_Stated problem_
Will you extract the entries word for word? Images should not appear in the copy.

-- start Record excerpts --

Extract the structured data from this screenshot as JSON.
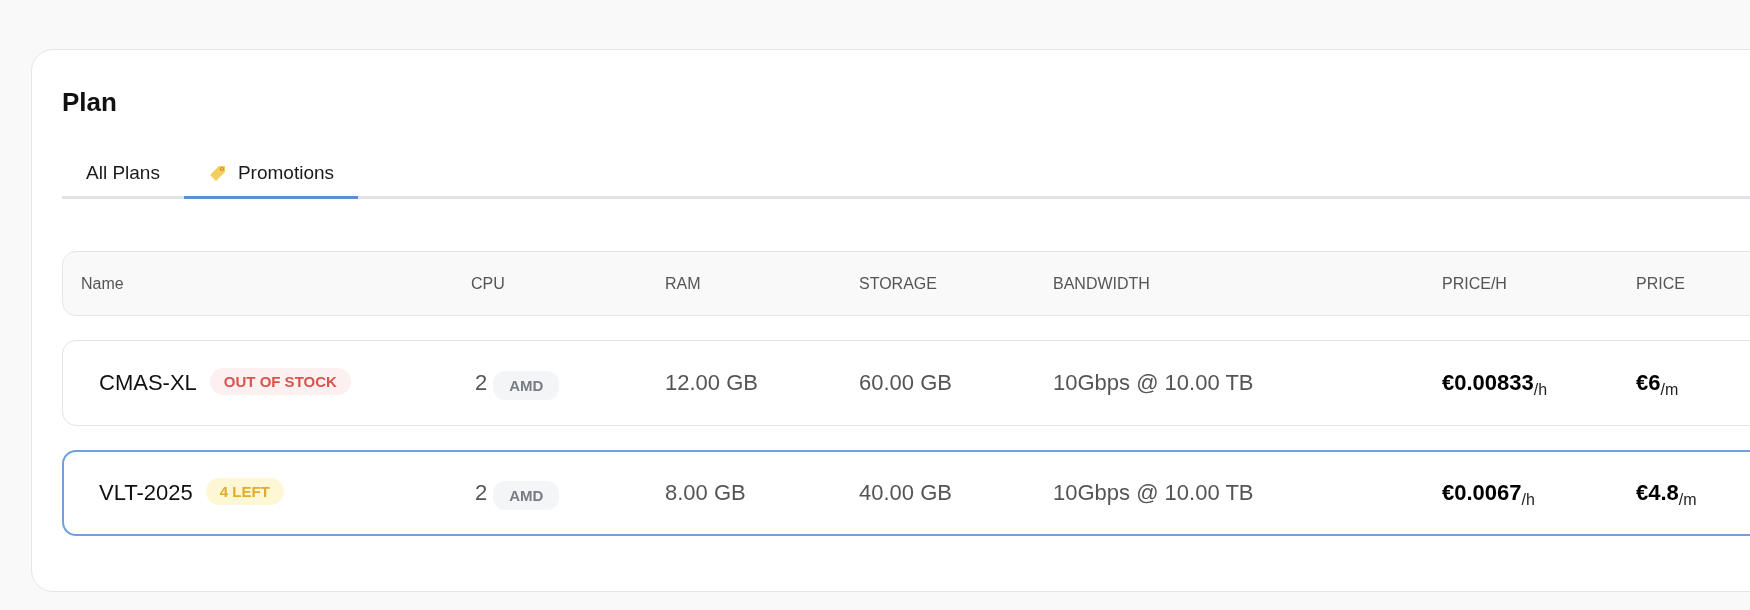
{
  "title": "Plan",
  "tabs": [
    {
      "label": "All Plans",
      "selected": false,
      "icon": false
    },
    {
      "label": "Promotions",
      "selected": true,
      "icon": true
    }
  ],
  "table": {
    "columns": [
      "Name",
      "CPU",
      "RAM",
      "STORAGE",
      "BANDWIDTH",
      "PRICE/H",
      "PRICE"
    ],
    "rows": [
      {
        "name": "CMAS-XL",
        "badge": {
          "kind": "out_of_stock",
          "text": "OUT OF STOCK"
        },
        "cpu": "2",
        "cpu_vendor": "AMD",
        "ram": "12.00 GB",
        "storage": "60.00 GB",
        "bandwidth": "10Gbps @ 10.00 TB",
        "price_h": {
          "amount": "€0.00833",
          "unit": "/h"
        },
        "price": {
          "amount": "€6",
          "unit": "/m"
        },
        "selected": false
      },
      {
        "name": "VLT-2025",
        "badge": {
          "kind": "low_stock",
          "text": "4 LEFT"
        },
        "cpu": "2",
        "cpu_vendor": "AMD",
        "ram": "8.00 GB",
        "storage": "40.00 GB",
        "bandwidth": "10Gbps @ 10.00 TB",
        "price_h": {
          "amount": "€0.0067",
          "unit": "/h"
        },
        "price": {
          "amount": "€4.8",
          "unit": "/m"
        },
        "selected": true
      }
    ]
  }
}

-- end Record excerpts --

_Task answer_
Extract the structured data from this screenshot as JSON.
{
  "title": "Plan",
  "tabs": [
    {
      "label": "All Plans",
      "selected": false,
      "icon": false
    },
    {
      "label": "Promotions",
      "selected": true,
      "icon": true
    }
  ],
  "table": {
    "columns": [
      "Name",
      "CPU",
      "RAM",
      "STORAGE",
      "BANDWIDTH",
      "PRICE/H",
      "PRICE"
    ],
    "rows": [
      {
        "name": "CMAS-XL",
        "badge": {
          "kind": "out_of_stock",
          "text": "OUT OF STOCK"
        },
        "cpu": "2",
        "cpu_vendor": "AMD",
        "ram": "12.00 GB",
        "storage": "60.00 GB",
        "bandwidth": "10Gbps @ 10.00 TB",
        "price_h": {
          "amount": "€0.00833",
          "unit": "/h"
        },
        "price": {
          "amount": "€6",
          "unit": "/m"
        },
        "selected": false
      },
      {
        "name": "VLT-2025",
        "badge": {
          "kind": "low_stock",
          "text": "4 LEFT"
        },
        "cpu": "2",
        "cpu_vendor": "AMD",
        "ram": "8.00 GB",
        "storage": "40.00 GB",
        "bandwidth": "10Gbps @ 10.00 TB",
        "price_h": {
          "amount": "€0.0067",
          "unit": "/h"
        },
        "price": {
          "amount": "€4.8",
          "unit": "/m"
        },
        "selected": true
      }
    ]
  }
}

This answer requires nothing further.